- [PROVIDED DATA]
□ □ □ □ □

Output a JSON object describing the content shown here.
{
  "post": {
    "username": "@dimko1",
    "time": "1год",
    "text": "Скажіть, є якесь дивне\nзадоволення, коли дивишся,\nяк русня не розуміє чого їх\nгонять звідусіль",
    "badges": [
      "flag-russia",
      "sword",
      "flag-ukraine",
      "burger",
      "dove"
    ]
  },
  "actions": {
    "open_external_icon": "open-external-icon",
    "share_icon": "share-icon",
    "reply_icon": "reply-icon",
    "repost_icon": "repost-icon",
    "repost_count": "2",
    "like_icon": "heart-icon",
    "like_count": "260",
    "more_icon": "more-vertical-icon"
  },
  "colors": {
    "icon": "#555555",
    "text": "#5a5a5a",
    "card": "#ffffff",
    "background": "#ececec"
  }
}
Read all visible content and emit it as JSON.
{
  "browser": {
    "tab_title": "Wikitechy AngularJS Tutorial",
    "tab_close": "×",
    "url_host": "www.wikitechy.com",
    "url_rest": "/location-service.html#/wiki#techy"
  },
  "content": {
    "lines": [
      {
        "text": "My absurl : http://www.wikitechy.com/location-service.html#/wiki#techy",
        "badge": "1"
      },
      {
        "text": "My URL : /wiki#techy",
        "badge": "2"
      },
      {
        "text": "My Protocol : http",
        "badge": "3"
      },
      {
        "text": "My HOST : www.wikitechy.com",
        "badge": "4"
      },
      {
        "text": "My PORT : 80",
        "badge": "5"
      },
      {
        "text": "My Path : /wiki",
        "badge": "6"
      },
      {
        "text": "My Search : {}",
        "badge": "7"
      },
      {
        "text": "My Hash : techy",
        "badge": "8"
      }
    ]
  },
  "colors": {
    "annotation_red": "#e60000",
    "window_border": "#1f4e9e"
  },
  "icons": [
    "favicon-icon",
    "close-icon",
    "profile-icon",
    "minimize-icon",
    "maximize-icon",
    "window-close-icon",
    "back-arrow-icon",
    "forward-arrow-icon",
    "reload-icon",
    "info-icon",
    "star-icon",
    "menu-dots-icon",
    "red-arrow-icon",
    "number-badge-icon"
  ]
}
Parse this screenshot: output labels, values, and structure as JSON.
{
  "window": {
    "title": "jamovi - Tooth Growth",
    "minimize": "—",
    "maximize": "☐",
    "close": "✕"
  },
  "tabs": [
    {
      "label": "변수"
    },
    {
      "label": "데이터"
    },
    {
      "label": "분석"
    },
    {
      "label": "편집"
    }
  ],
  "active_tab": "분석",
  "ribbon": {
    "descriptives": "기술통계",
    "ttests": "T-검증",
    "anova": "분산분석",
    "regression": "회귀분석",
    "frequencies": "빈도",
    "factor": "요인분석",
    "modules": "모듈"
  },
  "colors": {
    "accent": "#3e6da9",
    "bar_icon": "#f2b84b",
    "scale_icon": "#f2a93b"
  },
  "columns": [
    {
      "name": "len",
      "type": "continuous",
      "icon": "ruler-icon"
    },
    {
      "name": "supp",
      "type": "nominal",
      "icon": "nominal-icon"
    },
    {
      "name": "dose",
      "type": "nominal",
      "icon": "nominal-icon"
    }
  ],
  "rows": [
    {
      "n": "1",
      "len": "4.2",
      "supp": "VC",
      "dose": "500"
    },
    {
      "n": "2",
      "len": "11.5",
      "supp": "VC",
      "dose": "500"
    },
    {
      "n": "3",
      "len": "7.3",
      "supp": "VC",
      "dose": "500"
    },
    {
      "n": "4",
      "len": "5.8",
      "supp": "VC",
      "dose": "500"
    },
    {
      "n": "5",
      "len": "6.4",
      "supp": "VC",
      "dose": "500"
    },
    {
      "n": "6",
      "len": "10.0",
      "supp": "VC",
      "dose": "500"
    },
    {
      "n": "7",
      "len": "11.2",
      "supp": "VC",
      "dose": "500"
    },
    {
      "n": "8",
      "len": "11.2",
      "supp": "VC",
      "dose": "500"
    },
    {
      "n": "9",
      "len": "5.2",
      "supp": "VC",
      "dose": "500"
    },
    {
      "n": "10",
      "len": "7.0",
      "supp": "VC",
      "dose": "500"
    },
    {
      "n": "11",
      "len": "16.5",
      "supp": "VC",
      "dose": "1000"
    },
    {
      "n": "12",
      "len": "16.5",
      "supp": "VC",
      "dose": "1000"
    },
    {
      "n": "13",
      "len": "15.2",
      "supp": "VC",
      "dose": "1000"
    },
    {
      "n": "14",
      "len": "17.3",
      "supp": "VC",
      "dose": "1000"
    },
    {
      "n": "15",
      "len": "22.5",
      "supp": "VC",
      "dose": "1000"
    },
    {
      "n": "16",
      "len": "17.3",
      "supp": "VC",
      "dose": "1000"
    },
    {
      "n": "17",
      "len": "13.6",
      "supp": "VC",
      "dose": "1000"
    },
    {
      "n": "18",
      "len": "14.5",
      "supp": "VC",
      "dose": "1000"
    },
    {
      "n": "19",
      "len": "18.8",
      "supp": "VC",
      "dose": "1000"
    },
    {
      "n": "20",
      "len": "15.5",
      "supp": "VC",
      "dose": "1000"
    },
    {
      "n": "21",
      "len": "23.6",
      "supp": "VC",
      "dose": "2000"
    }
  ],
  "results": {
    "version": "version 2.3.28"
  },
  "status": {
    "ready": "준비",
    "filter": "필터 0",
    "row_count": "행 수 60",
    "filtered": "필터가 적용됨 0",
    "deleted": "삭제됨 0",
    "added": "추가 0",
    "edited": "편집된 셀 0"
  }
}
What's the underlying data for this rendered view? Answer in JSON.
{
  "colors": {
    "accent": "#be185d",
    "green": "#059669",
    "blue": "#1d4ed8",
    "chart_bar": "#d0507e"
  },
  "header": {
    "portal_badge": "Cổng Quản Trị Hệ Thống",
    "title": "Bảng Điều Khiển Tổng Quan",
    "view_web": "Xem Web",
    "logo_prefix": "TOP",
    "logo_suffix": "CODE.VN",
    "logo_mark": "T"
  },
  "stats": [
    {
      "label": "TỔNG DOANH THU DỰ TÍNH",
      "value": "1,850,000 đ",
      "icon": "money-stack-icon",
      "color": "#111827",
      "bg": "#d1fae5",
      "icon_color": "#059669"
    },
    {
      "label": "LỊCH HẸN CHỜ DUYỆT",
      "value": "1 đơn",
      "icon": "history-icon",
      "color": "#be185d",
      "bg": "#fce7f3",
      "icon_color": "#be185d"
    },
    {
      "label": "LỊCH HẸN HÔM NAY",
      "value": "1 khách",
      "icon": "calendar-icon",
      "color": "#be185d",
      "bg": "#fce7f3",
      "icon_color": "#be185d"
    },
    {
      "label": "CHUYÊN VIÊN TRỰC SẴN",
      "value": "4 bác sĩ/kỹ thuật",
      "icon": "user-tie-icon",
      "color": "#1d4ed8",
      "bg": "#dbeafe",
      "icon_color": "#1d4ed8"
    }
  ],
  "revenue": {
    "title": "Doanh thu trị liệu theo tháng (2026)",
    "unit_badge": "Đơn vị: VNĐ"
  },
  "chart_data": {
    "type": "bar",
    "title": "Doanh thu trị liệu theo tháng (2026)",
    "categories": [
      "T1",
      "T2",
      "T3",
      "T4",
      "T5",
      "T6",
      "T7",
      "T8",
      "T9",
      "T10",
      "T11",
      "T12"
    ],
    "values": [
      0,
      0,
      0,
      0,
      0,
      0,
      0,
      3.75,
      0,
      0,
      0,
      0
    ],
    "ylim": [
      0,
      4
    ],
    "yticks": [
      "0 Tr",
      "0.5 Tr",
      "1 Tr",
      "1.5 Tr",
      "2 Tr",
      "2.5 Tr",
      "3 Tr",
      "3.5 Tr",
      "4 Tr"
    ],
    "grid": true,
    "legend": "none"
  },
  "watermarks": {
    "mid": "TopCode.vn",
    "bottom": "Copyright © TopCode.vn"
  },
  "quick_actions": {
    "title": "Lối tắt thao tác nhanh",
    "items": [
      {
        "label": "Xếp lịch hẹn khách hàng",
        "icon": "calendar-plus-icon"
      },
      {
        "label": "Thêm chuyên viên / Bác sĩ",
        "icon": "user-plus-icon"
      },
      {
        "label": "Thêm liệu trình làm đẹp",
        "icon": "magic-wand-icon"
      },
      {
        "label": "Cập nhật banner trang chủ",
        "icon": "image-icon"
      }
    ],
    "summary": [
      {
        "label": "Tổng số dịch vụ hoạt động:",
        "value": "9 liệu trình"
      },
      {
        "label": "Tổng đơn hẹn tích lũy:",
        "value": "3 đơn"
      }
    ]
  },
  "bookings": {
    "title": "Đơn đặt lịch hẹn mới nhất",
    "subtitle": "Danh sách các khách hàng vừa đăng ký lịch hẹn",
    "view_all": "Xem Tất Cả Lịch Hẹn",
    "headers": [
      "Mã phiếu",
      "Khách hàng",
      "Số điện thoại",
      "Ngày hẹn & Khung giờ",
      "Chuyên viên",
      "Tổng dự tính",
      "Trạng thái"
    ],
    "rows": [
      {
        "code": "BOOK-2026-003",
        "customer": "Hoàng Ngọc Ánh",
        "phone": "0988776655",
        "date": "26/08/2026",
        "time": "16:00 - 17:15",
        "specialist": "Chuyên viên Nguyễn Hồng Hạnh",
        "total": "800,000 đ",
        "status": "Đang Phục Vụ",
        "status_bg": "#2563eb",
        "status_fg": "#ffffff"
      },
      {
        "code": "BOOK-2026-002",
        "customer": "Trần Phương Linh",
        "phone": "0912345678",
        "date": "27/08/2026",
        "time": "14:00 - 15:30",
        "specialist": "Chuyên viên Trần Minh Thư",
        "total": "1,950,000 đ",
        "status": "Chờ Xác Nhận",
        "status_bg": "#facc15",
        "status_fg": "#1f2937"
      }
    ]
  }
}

□ □ □ □ □

- [EXERCISE REQUIREMENTS] Locate the word "Thêm" in the data above. Copy every line carrying it.

- [WRITTEN ANSWER]
        "label": "Thêm chuyên viên / Bác sĩ",
        "label": "Thêm liệu trình làm đẹp",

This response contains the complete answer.